- _DIRECTION_:
All entries should be output exactly as they stand.

- _Records from a data source_:
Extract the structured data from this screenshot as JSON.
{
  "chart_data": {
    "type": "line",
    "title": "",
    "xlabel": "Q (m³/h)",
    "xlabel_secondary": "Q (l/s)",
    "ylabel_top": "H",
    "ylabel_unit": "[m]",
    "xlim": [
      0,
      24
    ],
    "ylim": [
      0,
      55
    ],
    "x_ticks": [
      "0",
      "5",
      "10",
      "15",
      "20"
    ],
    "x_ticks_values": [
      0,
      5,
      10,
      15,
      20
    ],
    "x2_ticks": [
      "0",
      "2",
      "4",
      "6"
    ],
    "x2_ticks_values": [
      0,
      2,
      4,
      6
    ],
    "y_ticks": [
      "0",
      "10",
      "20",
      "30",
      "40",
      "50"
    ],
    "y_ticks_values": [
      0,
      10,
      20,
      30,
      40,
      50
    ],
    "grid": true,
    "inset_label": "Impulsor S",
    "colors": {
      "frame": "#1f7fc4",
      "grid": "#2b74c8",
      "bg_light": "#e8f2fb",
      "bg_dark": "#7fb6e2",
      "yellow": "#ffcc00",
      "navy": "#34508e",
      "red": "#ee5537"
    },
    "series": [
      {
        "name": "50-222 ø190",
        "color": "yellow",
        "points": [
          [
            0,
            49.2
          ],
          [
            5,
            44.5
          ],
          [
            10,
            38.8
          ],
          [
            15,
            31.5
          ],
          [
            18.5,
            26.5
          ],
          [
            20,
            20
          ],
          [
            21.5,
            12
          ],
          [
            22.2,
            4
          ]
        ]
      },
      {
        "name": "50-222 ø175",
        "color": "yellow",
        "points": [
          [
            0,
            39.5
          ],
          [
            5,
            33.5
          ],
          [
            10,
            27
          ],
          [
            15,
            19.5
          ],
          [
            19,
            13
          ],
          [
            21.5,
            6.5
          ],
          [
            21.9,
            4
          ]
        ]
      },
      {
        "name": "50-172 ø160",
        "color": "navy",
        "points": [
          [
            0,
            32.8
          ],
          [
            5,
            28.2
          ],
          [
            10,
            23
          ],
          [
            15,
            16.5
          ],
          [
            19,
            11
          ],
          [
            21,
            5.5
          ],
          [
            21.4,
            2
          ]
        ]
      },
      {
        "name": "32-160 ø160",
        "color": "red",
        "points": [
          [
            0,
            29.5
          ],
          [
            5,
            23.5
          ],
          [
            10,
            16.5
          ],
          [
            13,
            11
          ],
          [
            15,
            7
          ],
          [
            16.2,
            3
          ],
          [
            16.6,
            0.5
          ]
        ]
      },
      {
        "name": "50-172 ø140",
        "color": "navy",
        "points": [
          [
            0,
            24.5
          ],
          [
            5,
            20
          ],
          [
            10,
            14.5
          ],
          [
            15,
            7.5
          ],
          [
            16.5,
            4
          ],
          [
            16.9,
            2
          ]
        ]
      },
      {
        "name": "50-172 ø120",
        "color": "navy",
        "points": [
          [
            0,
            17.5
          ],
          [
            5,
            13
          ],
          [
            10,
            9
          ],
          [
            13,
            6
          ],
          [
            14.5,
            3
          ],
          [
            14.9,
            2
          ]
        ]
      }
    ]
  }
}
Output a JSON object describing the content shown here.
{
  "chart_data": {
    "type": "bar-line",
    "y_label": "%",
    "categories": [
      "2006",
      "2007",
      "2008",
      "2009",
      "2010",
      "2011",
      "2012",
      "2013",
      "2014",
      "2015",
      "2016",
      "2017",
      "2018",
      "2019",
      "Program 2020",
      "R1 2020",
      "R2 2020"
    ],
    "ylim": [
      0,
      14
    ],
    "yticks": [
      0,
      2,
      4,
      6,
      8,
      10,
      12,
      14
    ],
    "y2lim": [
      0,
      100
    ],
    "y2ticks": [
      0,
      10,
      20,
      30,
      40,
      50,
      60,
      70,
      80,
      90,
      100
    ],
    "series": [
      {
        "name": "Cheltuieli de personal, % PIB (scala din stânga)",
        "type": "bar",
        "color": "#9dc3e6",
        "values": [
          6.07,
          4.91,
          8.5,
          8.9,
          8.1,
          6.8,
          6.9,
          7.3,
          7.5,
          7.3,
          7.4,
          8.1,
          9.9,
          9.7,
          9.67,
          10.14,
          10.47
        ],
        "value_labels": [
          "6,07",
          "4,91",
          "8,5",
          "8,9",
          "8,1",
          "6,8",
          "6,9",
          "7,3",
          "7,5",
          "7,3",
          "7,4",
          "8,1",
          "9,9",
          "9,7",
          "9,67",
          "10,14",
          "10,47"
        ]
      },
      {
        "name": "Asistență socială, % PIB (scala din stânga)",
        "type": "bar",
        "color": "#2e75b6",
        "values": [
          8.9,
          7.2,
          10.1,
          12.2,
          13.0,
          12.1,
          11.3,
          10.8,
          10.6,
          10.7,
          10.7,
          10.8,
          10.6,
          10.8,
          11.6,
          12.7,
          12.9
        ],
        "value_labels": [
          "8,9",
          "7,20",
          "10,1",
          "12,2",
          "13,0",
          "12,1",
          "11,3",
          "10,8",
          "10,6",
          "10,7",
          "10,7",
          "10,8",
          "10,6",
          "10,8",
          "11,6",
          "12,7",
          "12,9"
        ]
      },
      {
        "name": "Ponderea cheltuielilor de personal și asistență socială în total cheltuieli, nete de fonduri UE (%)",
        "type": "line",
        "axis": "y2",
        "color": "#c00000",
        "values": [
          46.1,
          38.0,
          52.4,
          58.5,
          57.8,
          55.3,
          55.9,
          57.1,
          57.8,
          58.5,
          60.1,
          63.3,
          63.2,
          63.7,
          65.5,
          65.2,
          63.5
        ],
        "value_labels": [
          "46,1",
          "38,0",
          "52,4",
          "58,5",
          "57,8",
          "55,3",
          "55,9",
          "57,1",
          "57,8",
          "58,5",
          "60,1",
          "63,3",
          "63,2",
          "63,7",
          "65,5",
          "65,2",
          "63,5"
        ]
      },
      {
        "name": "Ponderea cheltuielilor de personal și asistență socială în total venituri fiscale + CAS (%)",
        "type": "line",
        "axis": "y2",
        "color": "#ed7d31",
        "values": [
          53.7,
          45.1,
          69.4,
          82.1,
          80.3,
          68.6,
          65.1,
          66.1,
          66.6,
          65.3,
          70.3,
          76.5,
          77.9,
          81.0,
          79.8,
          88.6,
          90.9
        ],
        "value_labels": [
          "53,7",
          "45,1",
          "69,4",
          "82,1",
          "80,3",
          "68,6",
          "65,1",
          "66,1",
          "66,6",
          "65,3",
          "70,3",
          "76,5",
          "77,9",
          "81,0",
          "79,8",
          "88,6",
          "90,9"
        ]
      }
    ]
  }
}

- _EXERCISE RESULT_:
Extract the structured data from this screenshot as JSON.
{
  "chart_data": {
    "type": "line",
    "title": "",
    "xlabel": "Q (m³/h)",
    "xlabel_secondary": "Q (l/s)",
    "ylabel_top": "H",
    "ylabel_unit": "[m]",
    "xlim": [
      0,
      24
    ],
    "ylim": [
      0,
      55
    ],
    "x_ticks": [
      "0",
      "5",
      "10",
      "15",
      "20"
    ],
    "x_ticks_values": [
      0,
      5,
      10,
      15,
      20
    ],
    "x2_ticks": [
      "0",
      "2",
      "4",
      "6"
    ],
    "x2_ticks_values": [
      0,
      2,
      4,
      6
    ],
    "y_ticks": [
      "0",
      "10",
      "20",
      "30",
      "40",
      "50"
    ],
    "y_ticks_values": [
      0,
      10,
      20,
      30,
      40,
      50
    ],
    "grid": true,
    "inset_label": "Impulsor S",
    "colors": {
      "frame": "#1f7fc4",
      "grid": "#2b74c8",
      "bg_light": "#e8f2fb",
      "bg_dark": "#7fb6e2",
      "yellow": "#ffcc00",
      "navy": "#34508e",
      "red": "#ee5537"
    },
    "series": [
      {
        "name": "50-222 ø190",
        "color": "yellow",
        "points": [
          [
            0,
            49.2
          ],
          [
            5,
            44.5
          ],
          [
            10,
            38.8
          ],
          [
            15,
            31.5
          ],
          [
            18.5,
            26.5
          ],
          [
            20,
            20
          ],
          [
            21.5,
            12
          ],
          [
            22.2,
            4
          ]
        ]
      },
      {
        "name": "50-222 ø175",
        "color": "yellow",
        "points": [
          [
            0,
            39.5
          ],
          [
            5,
            33.5
          ],
          [
            10,
            27
          ],
          [
            15,
            19.5
          ],
          [
            19,
            13
          ],
          [
            21.5,
            6.5
          ],
          [
            21.9,
            4
          ]
        ]
      },
      {
        "name": "50-172 ø160",
        "color": "navy",
        "points": [
          [
            0,
            32.8
          ],
          [
            5,
            28.2
          ],
          [
            10,
            23
          ],
          [
            15,
            16.5
          ],
          [
            19,
            11
          ],
          [
            21,
            5.5
          ],
          [
            21.4,
            2
          ]
        ]
      },
      {
        "name": "32-160 ø160",
        "color": "red",
        "points": [
          [
            0,
            29.5
          ],
          [
            5,
            23.5
          ],
          [
            10,
            16.5
          ],
          [
            13,
            11
          ],
          [
            15,
            7
          ],
          [
            16.2,
            3
          ],
          [
            16.6,
            0.5
          ]
        ]
      },
      {
        "name": "50-172 ø140",
        "color": "navy",
        "points": [
          [
            0,
            24.5
          ],
          [
            5,
            20
          ],
          [
            10,
            14.5
          ],
          [
            15,
            7.5
          ],
          [
            16.5,
            4
          ],
          [
            16.9,
            2
          ]
        ]
      },
      {
        "name": "50-172 ø120",
        "color": "navy",
        "points": [
          [
            0,
            17.5
          ],
          [
            5,
            13
          ],
          [
            10,
            9
          ],
          [
            13,
            6
          ],
          [
            14.5,
            3
          ],
          [
            14.9,
            2
          ]
        ]
      }
    ]
  }
}
Output a JSON object describing the content shown here.
{
  "chart_data": {
    "type": "bar-line",
    "y_label": "%",
    "categories": [
      "2006",
      "2007",
      "2008",
      "2009",
      "2010",
      "2011",
      "2012",
      "2013",
      "2014",
      "2015",
      "2016",
      "2017",
      "2018",
      "2019",
      "Program 2020",
      "R1 2020",
      "R2 2020"
    ],
    "ylim": [
      0,
      14
    ],
    "yticks": [
      0,
      2,
      4,
      6,
      8,
      10,
      12,
      14
    ],
    "y2lim": [
      0,
      100
    ],
    "y2ticks": [
      0,
      10,
      20,
      30,
      40,
      50,
      60,
      70,
      80,
      90,
      100
    ],
    "series": [
      {
        "name": "Cheltuieli de personal, % PIB (scala din stânga)",
        "type": "bar",
        "color": "#9dc3e6",
        "values": [
          6.07,
          4.91,
          8.5,
          8.9,
          8.1,
          6.8,
          6.9,
          7.3,
          7.5,
          7.3,
          7.4,
          8.1,
          9.9,
          9.7,
          9.67,
          10.14,
          10.47
        ],
        "value_labels": [
          "6,07",
          "4,91",
          "8,5",
          "8,9",
          "8,1",
          "6,8",
          "6,9",
          "7,3",
          "7,5",
          "7,3",
          "7,4",
          "8,1",
          "9,9",
          "9,7",
          "9,67",
          "10,14",
          "10,47"
        ]
      },
      {
        "name": "Asistență socială, % PIB (scala din stânga)",
        "type": "bar",
        "color": "#2e75b6",
        "values": [
          8.9,
          7.2,
          10.1,
          12.2,
          13.0,
          12.1,
          11.3,
          10.8,
          10.6,
          10.7,
          10.7,
          10.8,
          10.6,
          10.8,
          11.6,
          12.7,
          12.9
        ],
        "value_labels": [
          "8,9",
          "7,20",
          "10,1",
          "12,2",
          "13,0",
          "12,1",
          "11,3",
          "10,8",
          "10,6",
          "10,7",
          "10,7",
          "10,8",
          "10,6",
          "10,8",
          "11,6",
          "12,7",
          "12,9"
        ]
      },
      {
        "name": "Ponderea cheltuielilor de personal și asistență socială în total cheltuieli, nete de fonduri UE (%)",
        "type": "line",
        "axis": "y2",
        "color": "#c00000",
        "values": [
          46.1,
          38.0,
          52.4,
          58.5,
          57.8,
          55.3,
          55.9,
          57.1,
          57.8,
          58.5,
          60.1,
          63.3,
          63.2,
          63.7,
          65.5,
          65.2,
          63.5
        ],
        "value_labels": [
          "46,1",
          "38,0",
          "52,4",
          "58,5",
          "57,8",
          "55,3",
          "55,9",
          "57,1",
          "57,8",
          "58,5",
          "60,1",
          "63,3",
          "63,2",
          "63,7",
          "65,5",
          "65,2",
          "63,5"
        ]
      },
      {
        "name": "Ponderea cheltuielilor de personal și asistență socială în total venituri fiscale + CAS (%)",
        "type": "line",
        "axis": "y2",
        "color": "#ed7d31",
        "values": [
          53.7,
          45.1,
          69.4,
          82.1,
          80.3,
          68.6,
          65.1,
          66.1,
          66.6,
          65.3,
          70.3,
          76.5,
          77.9,
          81.0,
          79.8,
          88.6,
          90.9
        ],
        "value_labels": [
          "53,7",
          "45,1",
          "69,4",
          "82,1",
          "80,3",
          "68,6",
          "65,1",
          "66,1",
          "66,6",
          "65,3",
          "70,3",
          "76,5",
          "77,9",
          "81,0",
          "79,8",
          "88,6",
          "90,9"
        ]
      }
    ]
  }
}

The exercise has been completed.